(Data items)
####

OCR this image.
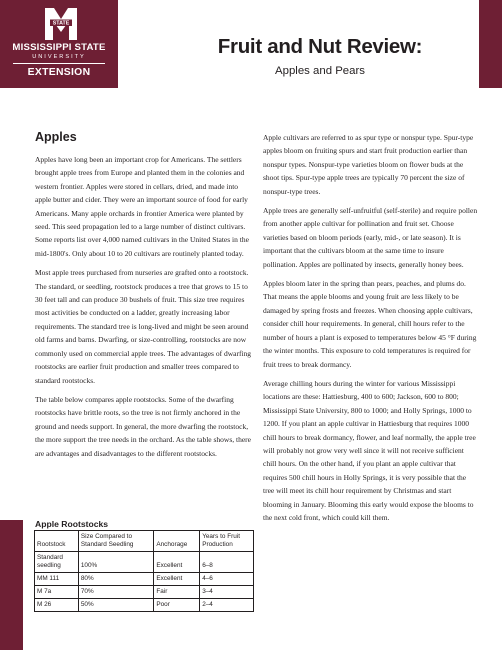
STATE
MISSISSIPPI STATE
UNIVERSITY
EXTENSION
Fruit and Nut Review:
Apples and Pears
Apples

Apples have long been an important crop for Americans. The settlers brought apple trees from Europe and planted them in the colonies and western frontier. Apples were stored in cellars, dried, and made into apple butter and cider. They were an important source of food for early Americans. Many apple orchards in frontier America were planted by seed. This seed propagation led to a large number of distinct cultivars. Some reports list over 4,000 named cultivars in the United States in the mid-1800's. Only about 10 to 20 cultivars are routinely planted today.

Most apple trees purchased from nurseries are grafted onto a rootstock. The standard, or seedling, rootstock produces a tree that grows to 15 to 30 feet tall and can produce 30 bushels of fruit. This size tree requires most activities be conducted on a ladder, greatly increasing labor requirements. The standard tree is long-lived and might be seen around old farms and barns. Dwarfing, or size-controlling, rootstocks are now commonly used on commercial apple trees. The advantages of dwarfing rootstocks are earlier fruit production and smaller trees compared to standard rootstocks.

The table below compares apple rootstocks. Some of the dwarfing rootstocks have brittle roots, so the tree is not firmly anchored in the ground and needs support. In general, the more dwarfing the rootstock, the more support the tree needs in the orchard. As the table shows, there are advantages and disadvantages to the different rootstocks.

Apple Rootstocks
Rootstock	Size Compared to Standard Seedling	Anchorage	Years to Fruit Production
Standard seedling	100%	Excellent	6–8
MM 111	80%	Excellent	4–6
M 7a	70%	Fair	3–4
M 26	50%	Poor	2–4

Apple cultivars are referred to as spur type or nonspur type. Spur-type apples bloom on fruiting spurs and start fruit production earlier than nonspur types. Nonspur-type varieties bloom on flower buds at the shoot tips. Spur-type apple trees are typically 70 percent the size of nonspur-type trees.

Apple trees are generally self-unfruitful (self-sterile) and require pollen from another apple cultivar for pollination and fruit set. Choose varieties based on bloom periods (early, mid-, or late season). It is important that the cultivars bloom at the same time to insure pollination. Apples are pollinated by insects, generally honey bees.

Apples bloom later in the spring than pears, peaches, and plums do. That means the apple blooms and young fruit are less likely to be damaged by spring frosts and freezes. When choosing apple cultivars, consider chill hour requirements. In general, chill hours refer to the number of hours a plant is exposed to temperatures below 45 °F during the winter months. This exposure to cold temperatures is required for fruit trees to break dormancy.

Average chilling hours during the winter for various Mississippi locations are these: Hattiesburg, 400 to 600; Jackson, 600 to 800; Mississippi State University, 800 to 1000; and Holly Springs, 1000 to 1200. If you plant an apple cultivar in Hattiesburg that requires 1000 chill hours to break dormancy, flower, and leaf normally, the apple tree will probably not grow very well since it will not receive sufficient chill hours. On the other hand, if you plant an apple cultivar that requires 500 chill hours in Holly Springs, it is very possible that the tree will meet its chill hour requirement by Christmas and start blooming in January. Blooming this early would expose the blooms to the next cold front, which could kill them.
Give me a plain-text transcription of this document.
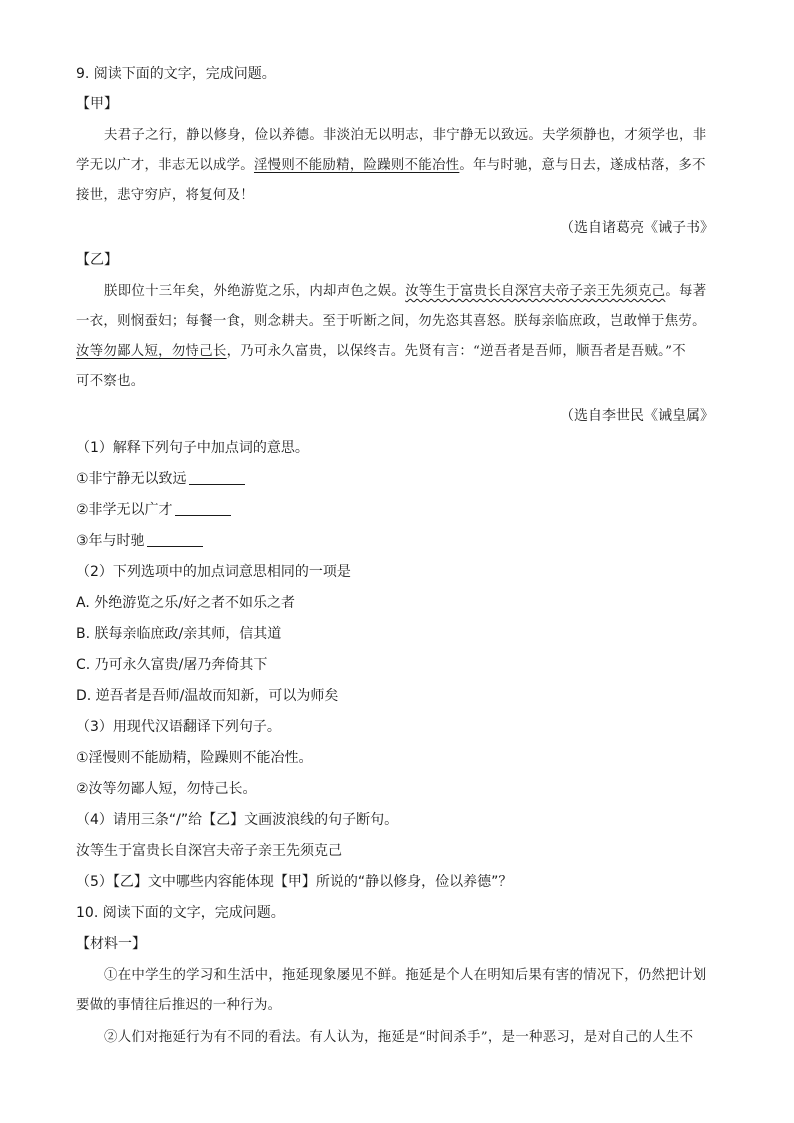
9. 阅读下面的文字，完成问题。
【甲】
夫君子之行，静以修身，俭以养德。非淡泊无以明志，非宁静无以致远。夫学须静也，才须学也，非
学无以广才，非志无以成学。淫慢则不能励精，险躁则不能冶性。年与时驰，意与日去，遂成枯落，多不
接世，悲守穷庐，将复何及！
（选自诸葛亮《诫子书》
【乙】
朕即位十三年矣，外绝游览之乐，内却声色之娱。汝等生于富贵长自深宫夫帝子亲王先须克己。每著
一衣，则悯蚕妇；每餐一食，则念耕夫。至于听断之间，勿先恣其喜怒。朕每亲临庶政，岂敢惮于焦劳。
汝等勿鄙人短，勿恃己长，乃可永久富贵，以保终吉。先贤有言：“逆吾者是吾师，顺吾者是吾贼。”不
可不察也。
（选自李世民《诫皇属》
（1）解释下列句子中加点词的意思。
①非宁静无以致远
②非学无以广才
③年与时驰
（2）下列选项中的加点词意思相同的一项是
A. 外绝游览之乐/好之者不如乐之者
B. 朕每亲临庶政/亲其师，信其道
C. 乃可永久富贵/屠乃奔倚其下
D. 逆吾者是吾师/温故而知新，可以为师矣
（3）用现代汉语翻译下列句子。
①淫慢则不能励精，险躁则不能冶性。
②汝等勿鄙人短，勿恃己长。
（4）请用三条“/”给【乙】文画波浪线的句子断句。
汝等生于富贵长自深宫夫帝子亲王先须克己
（5）【乙】文中哪些内容能体现【甲】所说的“静以修身，俭以养德”？
10. 阅读下面的文字，完成问题。
【材料一】
①在中学生的学习和生活中，拖延现象屡见不鲜。拖延是个人在明知后果有害的情况下，仍然把计划
要做的事情往后推迟的一种行为。
②人们对拖延行为有不同的看法。有人认为，拖延是“时间杀手”，是一种恶习，是对自己的人生不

####

→ **WORK TO COMPLETE**: Print every entry exactly as written, without the pictures.

→ **FINAL RESULT**:
OCR this image.
STATE
MISSISSIPPI STATE
UNIVERSITY
EXTENSION
Fruit and Nut Review:
Apples and Pears
Apples

Apples have long been an important crop for Americans. The settlers brought apple trees from Europe and planted them in the colonies and western frontier. Apples were stored in cellars, dried, and made into apple butter and cider. They were an important source of food for early Americans. Many apple orchards in frontier America were planted by seed. This seed propagation led to a large number of distinct cultivars. Some reports list over 4,000 named cultivars in the United States in the mid-1800's. Only about 10 to 20 cultivars are routinely planted today.

Most apple trees purchased from nurseries are grafted onto a rootstock. The standard, or seedling, rootstock produces a tree that grows to 15 to 30 feet tall and can produce 30 bushels of fruit. This size tree requires most activities be conducted on a ladder, greatly increasing labor requirements. The standard tree is long-lived and might be seen around old farms and barns. Dwarfing, or size-controlling, rootstocks are now commonly used on commercial apple trees. The advantages of dwarfing rootstocks are earlier fruit production and smaller trees compared to standard rootstocks.

The table below compares apple rootstocks. Some of the dwarfing rootstocks have brittle roots, so the tree is not firmly anchored in the ground and needs support. In general, the more dwarfing the rootstock, the more support the tree needs in the orchard. As the table shows, there are advantages and disadvantages to the different rootstocks.

Apple Rootstocks
Rootstock	Size Compared to Standard Seedling	Anchorage	Years to Fruit Production
Standard seedling	100%	Excellent	6–8
MM 111	80%	Excellent	4–6
M 7a	70%	Fair	3–4
M 26	50%	Poor	2–4

Apple cultivars are referred to as spur type or nonspur type. Spur-type apples bloom on fruiting spurs and start fruit production earlier than nonspur types. Nonspur-type varieties bloom on flower buds at the shoot tips. Spur-type apple trees are typically 70 percent the size of nonspur-type trees.

Apple trees are generally self-unfruitful (self-sterile) and require pollen from another apple cultivar for pollination and fruit set. Choose varieties based on bloom periods (early, mid-, or late season). It is important that the cultivars bloom at the same time to insure pollination. Apples are pollinated by insects, generally honey bees.

Apples bloom later in the spring than pears, peaches, and plums do. That means the apple blooms and young fruit are less likely to be damaged by spring frosts and freezes. When choosing apple cultivars, consider chill hour requirements. In general, chill hours refer to the number of hours a plant is exposed to temperatures below 45 °F during the winter months. This exposure to cold temperatures is required for fruit trees to break dormancy.

Average chilling hours during the winter for various Mississippi locations are these: Hattiesburg, 400 to 600; Jackson, 600 to 800; Mississippi State University, 800 to 1000; and Holly Springs, 1000 to 1200. If you plant an apple cultivar in Hattiesburg that requires 1000 chill hours to break dormancy, flower, and leaf normally, the apple tree will probably not grow very well since it will not receive sufficient chill hours. On the other hand, if you plant an apple cultivar that requires 500 chill hours in Holly Springs, it is very possible that the tree will meet its chill hour requirement by Christmas and start blooming in January. Blooming this early would expose the blooms to the next cold front, which could kill them.
Give me a plain-text transcription of this document.
9. 阅读下面的文字，完成问题。
【甲】
夫君子之行，静以修身，俭以养德。非淡泊无以明志，非宁静无以致远。夫学须静也，才须学也，非
学无以广才，非志无以成学。淫慢则不能励精，险躁则不能冶性。年与时驰，意与日去，遂成枯落，多不
接世，悲守穷庐，将复何及！
（选自诸葛亮《诫子书》
【乙】
朕即位十三年矣，外绝游览之乐，内却声色之娱。汝等生于富贵长自深宫夫帝子亲王先须克己。每著
一衣，则悯蚕妇；每餐一食，则念耕夫。至于听断之间，勿先恣其喜怒。朕每亲临庶政，岂敢惮于焦劳。
汝等勿鄙人短，勿恃己长，乃可永久富贵，以保终吉。先贤有言：“逆吾者是吾师，顺吾者是吾贼。”不
可不察也。
（选自李世民《诫皇属》
（1）解释下列句子中加点词的意思。
①非宁静无以致远
②非学无以广才
③年与时驰
（2）下列选项中的加点词意思相同的一项是
A. 外绝游览之乐/好之者不如乐之者
B. 朕每亲临庶政/亲其师，信其道
C. 乃可永久富贵/屠乃奔倚其下
D. 逆吾者是吾师/温故而知新，可以为师矣
（3）用现代汉语翻译下列句子。
①淫慢则不能励精，险躁则不能冶性。
②汝等勿鄙人短，勿恃己长。
（4）请用三条“/”给【乙】文画波浪线的句子断句。
汝等生于富贵长自深宫夫帝子亲王先须克己
（5）【乙】文中哪些内容能体现【甲】所说的“静以修身，俭以养德”？
10. 阅读下面的文字，完成问题。
【材料一】
①在中学生的学习和生活中，拖延现象屡见不鲜。拖延是个人在明知后果有害的情况下，仍然把计划
要做的事情往后推迟的一种行为。
②人们对拖延行为有不同的看法。有人认为，拖延是“时间杀手”，是一种恶习，是对自己的人生不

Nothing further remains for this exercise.